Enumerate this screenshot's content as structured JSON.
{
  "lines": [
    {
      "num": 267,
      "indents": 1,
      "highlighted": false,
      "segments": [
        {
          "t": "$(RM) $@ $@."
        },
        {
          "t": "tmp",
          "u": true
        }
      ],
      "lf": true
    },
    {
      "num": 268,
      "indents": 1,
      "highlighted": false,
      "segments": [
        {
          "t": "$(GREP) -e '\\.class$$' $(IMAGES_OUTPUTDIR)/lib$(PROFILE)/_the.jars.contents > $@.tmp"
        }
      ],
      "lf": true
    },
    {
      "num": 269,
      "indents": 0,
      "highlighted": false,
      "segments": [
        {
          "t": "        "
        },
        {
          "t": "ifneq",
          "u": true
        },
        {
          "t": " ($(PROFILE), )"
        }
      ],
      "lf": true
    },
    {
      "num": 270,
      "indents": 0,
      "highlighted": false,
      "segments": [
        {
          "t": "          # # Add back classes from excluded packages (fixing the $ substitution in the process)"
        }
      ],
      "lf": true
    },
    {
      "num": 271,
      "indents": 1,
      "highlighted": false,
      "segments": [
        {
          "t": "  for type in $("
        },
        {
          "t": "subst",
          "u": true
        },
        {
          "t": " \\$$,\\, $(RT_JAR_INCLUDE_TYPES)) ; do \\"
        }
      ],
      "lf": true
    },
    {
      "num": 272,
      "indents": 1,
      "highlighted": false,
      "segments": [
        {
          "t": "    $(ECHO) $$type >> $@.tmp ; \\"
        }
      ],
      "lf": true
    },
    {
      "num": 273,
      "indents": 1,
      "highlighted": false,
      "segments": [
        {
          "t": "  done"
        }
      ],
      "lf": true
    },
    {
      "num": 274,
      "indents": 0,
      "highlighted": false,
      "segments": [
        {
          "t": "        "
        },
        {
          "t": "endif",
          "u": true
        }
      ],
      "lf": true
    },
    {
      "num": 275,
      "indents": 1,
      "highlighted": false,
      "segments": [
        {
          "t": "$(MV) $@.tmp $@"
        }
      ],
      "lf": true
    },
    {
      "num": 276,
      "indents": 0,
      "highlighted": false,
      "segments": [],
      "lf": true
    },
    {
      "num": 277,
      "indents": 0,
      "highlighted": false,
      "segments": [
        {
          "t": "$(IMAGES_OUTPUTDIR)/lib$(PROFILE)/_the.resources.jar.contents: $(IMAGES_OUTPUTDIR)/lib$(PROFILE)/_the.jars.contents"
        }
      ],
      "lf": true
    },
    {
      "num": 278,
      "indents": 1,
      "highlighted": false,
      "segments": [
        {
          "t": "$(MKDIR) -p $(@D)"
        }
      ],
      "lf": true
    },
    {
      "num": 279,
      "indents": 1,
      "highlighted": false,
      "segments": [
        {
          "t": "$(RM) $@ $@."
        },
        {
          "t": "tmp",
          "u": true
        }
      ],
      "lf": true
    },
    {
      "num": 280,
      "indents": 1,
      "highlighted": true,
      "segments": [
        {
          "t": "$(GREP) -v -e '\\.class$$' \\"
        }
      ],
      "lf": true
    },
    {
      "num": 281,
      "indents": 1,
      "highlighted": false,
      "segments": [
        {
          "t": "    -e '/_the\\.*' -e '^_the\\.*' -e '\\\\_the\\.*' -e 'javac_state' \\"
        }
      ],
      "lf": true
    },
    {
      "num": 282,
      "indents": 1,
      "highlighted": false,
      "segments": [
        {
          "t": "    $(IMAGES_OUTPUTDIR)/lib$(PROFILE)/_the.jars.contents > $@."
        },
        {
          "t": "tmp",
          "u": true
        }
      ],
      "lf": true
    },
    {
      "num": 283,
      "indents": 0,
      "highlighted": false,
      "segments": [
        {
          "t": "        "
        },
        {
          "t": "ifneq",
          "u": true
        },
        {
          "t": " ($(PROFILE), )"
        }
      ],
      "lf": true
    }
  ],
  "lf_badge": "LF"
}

Task to carry out:
Set down each entry again, unchanged.

Output for this task:
Enumerate this screenshot's content as structured JSON.
{
  "lines": [
    {
      "num": 267,
      "indents": 1,
      "highlighted": false,
      "segments": [
        {
          "t": "$(RM) $@ $@."
        },
        {
          "t": "tmp",
          "u": true
        }
      ],
      "lf": true
    },
    {
      "num": 268,
      "indents": 1,
      "highlighted": false,
      "segments": [
        {
          "t": "$(GREP) -e '\\.class$$' $(IMAGES_OUTPUTDIR)/lib$(PROFILE)/_the.jars.contents > $@.tmp"
        }
      ],
      "lf": true
    },
    {
      "num": 269,
      "indents": 0,
      "highlighted": false,
      "segments": [
        {
          "t": "        "
        },
        {
          "t": "ifneq",
          "u": true
        },
        {
          "t": " ($(PROFILE), )"
        }
      ],
      "lf": true
    },
    {
      "num": 270,
      "indents": 0,
      "highlighted": false,
      "segments": [
        {
          "t": "          # # Add back classes from excluded packages (fixing the $ substitution in the process)"
        }
      ],
      "lf": true
    },
    {
      "num": 271,
      "indents": 1,
      "highlighted": false,
      "segments": [
        {
          "t": "  for type in $("
        },
        {
          "t": "subst",
          "u": true
        },
        {
          "t": " \\$$,\\, $(RT_JAR_INCLUDE_TYPES)) ; do \\"
        }
      ],
      "lf": true
    },
    {
      "num": 272,
      "indents": 1,
      "highlighted": false,
      "segments": [
        {
          "t": "    $(ECHO) $$type >> $@.tmp ; \\"
        }
      ],
      "lf": true
    },
    {
      "num": 273,
      "indents": 1,
      "highlighted": false,
      "segments": [
        {
          "t": "  done"
        }
      ],
      "lf": true
    },
    {
      "num": 274,
      "indents": 0,
      "highlighted": false,
      "segments": [
        {
          "t": "        "
        },
        {
          "t": "endif",
          "u": true
        }
      ],
      "lf": true
    },
    {
      "num": 275,
      "indents": 1,
      "highlighted": false,
      "segments": [
        {
          "t": "$(MV) $@.tmp $@"
        }
      ],
      "lf": true
    },
    {
      "num": 276,
      "indents": 0,
      "highlighted": false,
      "segments": [],
      "lf": true
    },
    {
      "num": 277,
      "indents": 0,
      "highlighted": false,
      "segments": [
        {
          "t": "$(IMAGES_OUTPUTDIR)/lib$(PROFILE)/_the.resources.jar.contents: $(IMAGES_OUTPUTDIR)/lib$(PROFILE)/_the.jars.contents"
        }
      ],
      "lf": true
    },
    {
      "num": 278,
      "indents": 1,
      "highlighted": false,
      "segments": [
        {
          "t": "$(MKDIR) -p $(@D)"
        }
      ],
      "lf": true
    },
    {
      "num": 279,
      "indents": 1,
      "highlighted": false,
      "segments": [
        {
          "t": "$(RM) $@ $@."
        },
        {
          "t": "tmp",
          "u": true
        }
      ],
      "lf": true
    },
    {
      "num": 280,
      "indents": 1,
      "highlighted": true,
      "segments": [
        {
          "t": "$(GREP) -v -e '\\.class$$' \\"
        }
      ],
      "lf": true
    },
    {
      "num": 281,
      "indents": 1,
      "highlighted": false,
      "segments": [
        {
          "t": "    -e '/_the\\.*' -e '^_the\\.*' -e '\\\\_the\\.*' -e 'javac_state' \\"
        }
      ],
      "lf": true
    },
    {
      "num": 282,
      "indents": 1,
      "highlighted": false,
      "segments": [
        {
          "t": "    $(IMAGES_OUTPUTDIR)/lib$(PROFILE)/_the.jars.contents > $@."
        },
        {
          "t": "tmp",
          "u": true
        }
      ],
      "lf": true
    },
    {
      "num": 283,
      "indents": 0,
      "highlighted": false,
      "segments": [
        {
          "t": "        "
        },
        {
          "t": "ifneq",
          "u": true
        },
        {
          "t": " ($(PROFILE), )"
        }
      ],
      "lf": true
    }
  ],
  "lf_badge": "LF"
}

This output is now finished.